- [REQUIRED WORK] Take the material below and retype it in full; pictures are left out.

- [MATERIAL PROVIDED]

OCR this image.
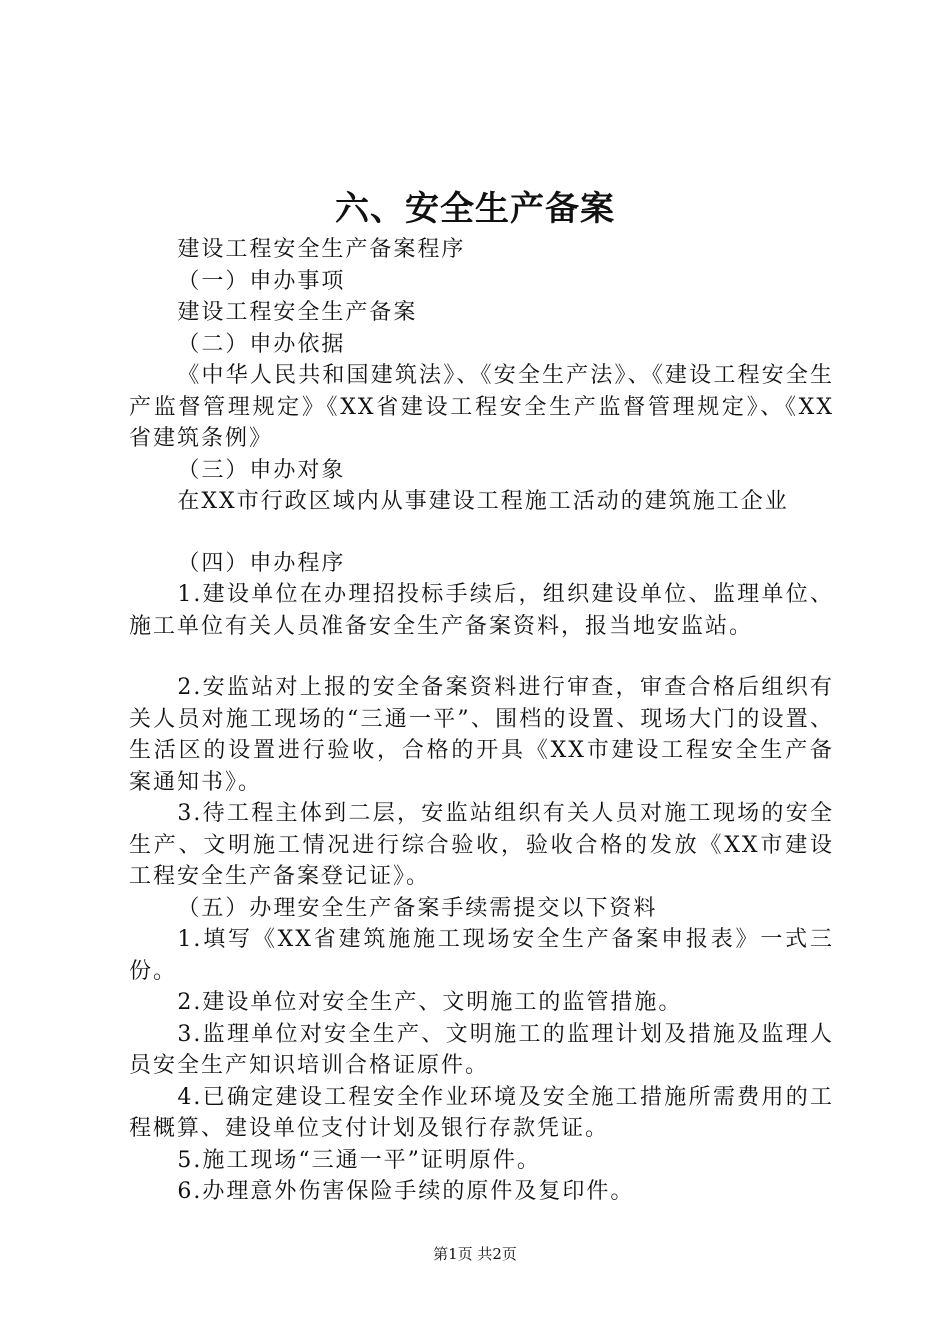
六、安全生产备案

建设工程安全生产备案程序

（一）申办事项

建设工程安全生产备案

（二）申办依据

《中华人民共和国建筑法》、《安全生产法》、《建设工程安全生产监督管理规定》《XX省建设工程安全生产监督管理规定》、《XX省建筑条例》

（三）申办对象

在XX市行政区域内从事建设工程施工活动的建筑施工企业

（四）申办程序

1.建设单位在办理招投标手续后，组织建设单位、监理单位、施工单位有关人员准备安全生产备案资料，报当地安监站。

2.安监站对上报的安全备案资料进行审查，审查合格后组织有关人员对施工现场的“三通一平”、围档的设置、现场大门的设置、生活区的设置进行验收，合格的开具《XX市建设工程安全生产备案通知书》。

3.待工程主体到二层，安监站组织有关人员对施工现场的安全生产、文明施工情况进行综合验收，验收合格的发放《XX市建设工程安全生产备案登记证》。

（五）办理安全生产备案手续需提交以下资料

1.填写《XX省建筑施施工现场安全生产备案申报表》一式三份。

2.建设单位对安全生产、文明施工的监管措施。

3.监理单位对安全生产、文明施工的监理计划及措施及监理人员安全生产知识培训合格证原件。

4.已确定建设工程安全作业环境及安全施工措施所需费用的工程概算、建设单位支付计划及银行存款凭证。

5.施工现场“三通一平”证明原件。

6.办理意外伤害保险手续的原件及复印件。

第1页 共2页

- [SOLUTION TO THIS TASK]
OCR this image.
六、安全生产备案

建设工程安全生产备案程序

（一）申办事项

建设工程安全生产备案

（二）申办依据

《中华人民共和国建筑法》、《安全生产法》、《建设工程安全生产监督管理规定》《XX省建设工程安全生产监督管理规定》、《XX省建筑条例》

（三）申办对象

在XX市行政区域内从事建设工程施工活动的建筑施工企业

（四）申办程序

1.建设单位在办理招投标手续后，组织建设单位、监理单位、施工单位有关人员准备安全生产备案资料，报当地安监站。

2.安监站对上报的安全备案资料进行审查，审查合格后组织有关人员对施工现场的“三通一平”、围档的设置、现场大门的设置、生活区的设置进行验收，合格的开具《XX市建设工程安全生产备案通知书》。

3.待工程主体到二层，安监站组织有关人员对施工现场的安全生产、文明施工情况进行综合验收，验收合格的发放《XX市建设工程安全生产备案登记证》。

（五）办理安全生产备案手续需提交以下资料

1.填写《XX省建筑施施工现场安全生产备案申报表》一式三份。

2.建设单位对安全生产、文明施工的监管措施。

3.监理单位对安全生产、文明施工的监理计划及措施及监理人员安全生产知识培训合格证原件。

4.已确定建设工程安全作业环境及安全施工措施所需费用的工程概算、建设单位支付计划及银行存款凭证。

5.施工现场“三通一平”证明原件。

6.办理意外伤害保险手续的原件及复印件。

第1页 共2页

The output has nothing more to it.